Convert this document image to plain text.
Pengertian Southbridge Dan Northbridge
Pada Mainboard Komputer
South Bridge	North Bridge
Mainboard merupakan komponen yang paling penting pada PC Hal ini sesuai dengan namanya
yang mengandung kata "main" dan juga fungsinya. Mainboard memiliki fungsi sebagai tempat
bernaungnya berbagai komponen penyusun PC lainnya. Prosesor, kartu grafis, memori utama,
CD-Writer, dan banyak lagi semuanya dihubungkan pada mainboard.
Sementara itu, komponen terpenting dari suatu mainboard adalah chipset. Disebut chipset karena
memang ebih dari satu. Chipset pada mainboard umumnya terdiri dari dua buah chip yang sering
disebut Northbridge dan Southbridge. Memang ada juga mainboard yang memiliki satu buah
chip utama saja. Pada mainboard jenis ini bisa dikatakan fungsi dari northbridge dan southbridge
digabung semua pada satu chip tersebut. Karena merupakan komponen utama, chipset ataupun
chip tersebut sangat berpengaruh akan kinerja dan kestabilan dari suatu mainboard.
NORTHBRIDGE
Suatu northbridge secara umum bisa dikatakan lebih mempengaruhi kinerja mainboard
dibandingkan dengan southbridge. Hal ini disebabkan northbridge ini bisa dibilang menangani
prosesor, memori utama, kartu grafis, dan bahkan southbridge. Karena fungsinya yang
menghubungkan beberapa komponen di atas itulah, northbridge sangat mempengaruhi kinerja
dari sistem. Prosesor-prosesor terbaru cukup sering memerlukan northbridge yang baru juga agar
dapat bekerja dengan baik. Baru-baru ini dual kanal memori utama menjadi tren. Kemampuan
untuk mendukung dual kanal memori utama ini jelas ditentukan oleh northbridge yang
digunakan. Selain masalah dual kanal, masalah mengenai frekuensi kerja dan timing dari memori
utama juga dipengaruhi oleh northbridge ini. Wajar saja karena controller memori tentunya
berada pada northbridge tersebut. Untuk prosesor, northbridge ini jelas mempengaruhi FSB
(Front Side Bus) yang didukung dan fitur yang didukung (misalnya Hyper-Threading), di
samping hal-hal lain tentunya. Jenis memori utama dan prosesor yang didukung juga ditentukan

----------------------------------------

## WHAT YOU ARE ASKED TO DO
Restate the data above word for word.

## PROBLEM SOLUTION
Convert this document image to plain text.
Pengertian Southbridge Dan Northbridge
Pada Mainboard Komputer
South Bridge	North Bridge
Mainboard merupakan komponen yang paling penting pada PC Hal ini sesuai dengan namanya
yang mengandung kata "main" dan juga fungsinya. Mainboard memiliki fungsi sebagai tempat
bernaungnya berbagai komponen penyusun PC lainnya. Prosesor, kartu grafis, memori utama,
CD-Writer, dan banyak lagi semuanya dihubungkan pada mainboard.
Sementara itu, komponen terpenting dari suatu mainboard adalah chipset. Disebut chipset karena
memang ebih dari satu. Chipset pada mainboard umumnya terdiri dari dua buah chip yang sering
disebut Northbridge dan Southbridge. Memang ada juga mainboard yang memiliki satu buah
chip utama saja. Pada mainboard jenis ini bisa dikatakan fungsi dari northbridge dan southbridge
digabung semua pada satu chip tersebut. Karena merupakan komponen utama, chipset ataupun
chip tersebut sangat berpengaruh akan kinerja dan kestabilan dari suatu mainboard.
NORTHBRIDGE
Suatu northbridge secara umum bisa dikatakan lebih mempengaruhi kinerja mainboard
dibandingkan dengan southbridge. Hal ini disebabkan northbridge ini bisa dibilang menangani
prosesor, memori utama, kartu grafis, dan bahkan southbridge. Karena fungsinya yang
menghubungkan beberapa komponen di atas itulah, northbridge sangat mempengaruhi kinerja
dari sistem. Prosesor-prosesor terbaru cukup sering memerlukan northbridge yang baru juga agar
dapat bekerja dengan baik. Baru-baru ini dual kanal memori utama menjadi tren. Kemampuan
untuk mendukung dual kanal memori utama ini jelas ditentukan oleh northbridge yang
digunakan. Selain masalah dual kanal, masalah mengenai frekuensi kerja dan timing dari memori
utama juga dipengaruhi oleh northbridge ini. Wajar saja karena controller memori tentunya
berada pada northbridge tersebut. Untuk prosesor, northbridge ini jelas mempengaruhi FSB
(Front Side Bus) yang didukung dan fitur yang didukung (misalnya Hyper-Threading), di
samping hal-hal lain tentunya. Jenis memori utama dan prosesor yang didukung juga ditentukan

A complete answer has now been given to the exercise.